▸ **Materials provided**

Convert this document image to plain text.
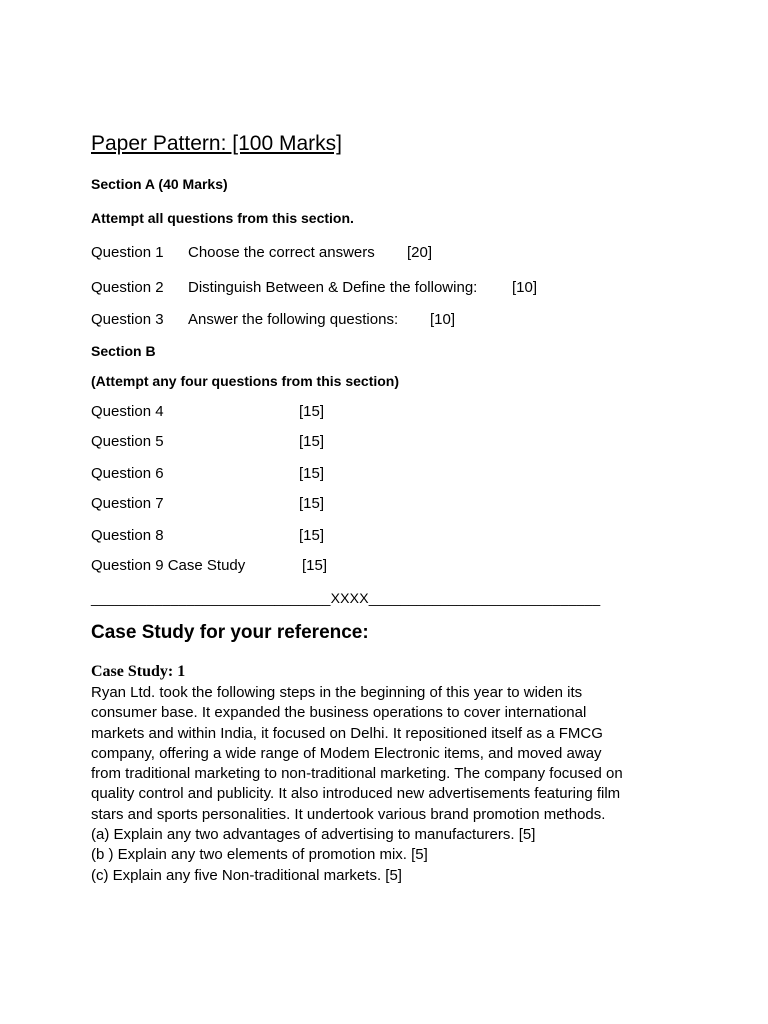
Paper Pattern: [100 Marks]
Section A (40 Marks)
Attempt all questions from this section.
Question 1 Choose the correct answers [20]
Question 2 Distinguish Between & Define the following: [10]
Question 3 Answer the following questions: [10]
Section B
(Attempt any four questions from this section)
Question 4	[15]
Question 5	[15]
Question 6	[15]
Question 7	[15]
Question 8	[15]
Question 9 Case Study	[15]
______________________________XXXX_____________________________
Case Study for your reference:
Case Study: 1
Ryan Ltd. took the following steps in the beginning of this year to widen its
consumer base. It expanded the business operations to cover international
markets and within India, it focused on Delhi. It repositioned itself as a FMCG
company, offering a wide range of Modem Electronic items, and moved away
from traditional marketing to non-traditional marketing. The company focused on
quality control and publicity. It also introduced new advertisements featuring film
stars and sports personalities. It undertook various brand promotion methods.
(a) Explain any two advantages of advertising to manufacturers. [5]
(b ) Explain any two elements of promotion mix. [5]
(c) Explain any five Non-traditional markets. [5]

▸ **Aim**
Write out all the entries again, word for word, and print no images.

▸ **Result for this exercise**
Convert this document image to plain text.
Paper Pattern: [100 Marks]
Section A (40 Marks)
Attempt all questions from this section.
Question 1 Choose the correct answers [20]
Question 2 Distinguish Between & Define the following: [10]
Question 3 Answer the following questions: [10]
Section B
(Attempt any four questions from this section)
Question 4	[15]
Question 5	[15]
Question 6	[15]
Question 7	[15]
Question 8	[15]
Question 9 Case Study	[15]
______________________________XXXX_____________________________
Case Study for your reference:
Case Study: 1
Ryan Ltd. took the following steps in the beginning of this year to widen its
consumer base. It expanded the business operations to cover international
markets and within India, it focused on Delhi. It repositioned itself as a FMCG
company, offering a wide range of Modem Electronic items, and moved away
from traditional marketing to non-traditional marketing. The company focused on
quality control and publicity. It also introduced new advertisements featuring film
stars and sports personalities. It undertook various brand promotion methods.
(a) Explain any two advantages of advertising to manufacturers. [5]
(b ) Explain any two elements of promotion mix. [5]
(c) Explain any five Non-traditional markets. [5]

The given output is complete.